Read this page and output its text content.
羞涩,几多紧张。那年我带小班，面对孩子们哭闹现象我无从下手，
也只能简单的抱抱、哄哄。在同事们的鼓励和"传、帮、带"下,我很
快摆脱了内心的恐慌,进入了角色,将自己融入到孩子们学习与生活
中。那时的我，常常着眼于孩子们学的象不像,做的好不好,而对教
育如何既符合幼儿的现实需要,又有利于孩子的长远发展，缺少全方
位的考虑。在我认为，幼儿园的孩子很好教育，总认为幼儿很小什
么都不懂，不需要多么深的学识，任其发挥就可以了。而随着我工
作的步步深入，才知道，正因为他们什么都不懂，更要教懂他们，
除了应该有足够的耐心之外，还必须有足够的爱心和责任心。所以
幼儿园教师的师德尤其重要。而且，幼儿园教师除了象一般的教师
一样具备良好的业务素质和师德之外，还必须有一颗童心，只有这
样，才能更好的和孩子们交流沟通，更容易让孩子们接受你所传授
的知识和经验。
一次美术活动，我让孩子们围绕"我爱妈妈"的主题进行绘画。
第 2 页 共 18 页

• • • • • • •

**Job:**
From the listing above, reproduce all the lines exactly.

**Exercise result:**
Read this page and output its text content.
羞涩,几多紧张。那年我带小班，面对孩子们哭闹现象我无从下手，
也只能简单的抱抱、哄哄。在同事们的鼓励和"传、帮、带"下,我很
快摆脱了内心的恐慌,进入了角色,将自己融入到孩子们学习与生活
中。那时的我，常常着眼于孩子们学的象不像,做的好不好,而对教
育如何既符合幼儿的现实需要,又有利于孩子的长远发展，缺少全方
位的考虑。在我认为，幼儿园的孩子很好教育，总认为幼儿很小什
么都不懂，不需要多么深的学识，任其发挥就可以了。而随着我工
作的步步深入，才知道，正因为他们什么都不懂，更要教懂他们，
除了应该有足够的耐心之外，还必须有足够的爱心和责任心。所以
幼儿园教师的师德尤其重要。而且，幼儿园教师除了象一般的教师
一样具备良好的业务素质和师德之外，还必须有一颗童心，只有这
样，才能更好的和孩子们交流沟通，更容易让孩子们接受你所传授
的知识和经验。
一次美术活动，我让孩子们围绕"我爱妈妈"的主题进行绘画。
第 2 页 共 18 页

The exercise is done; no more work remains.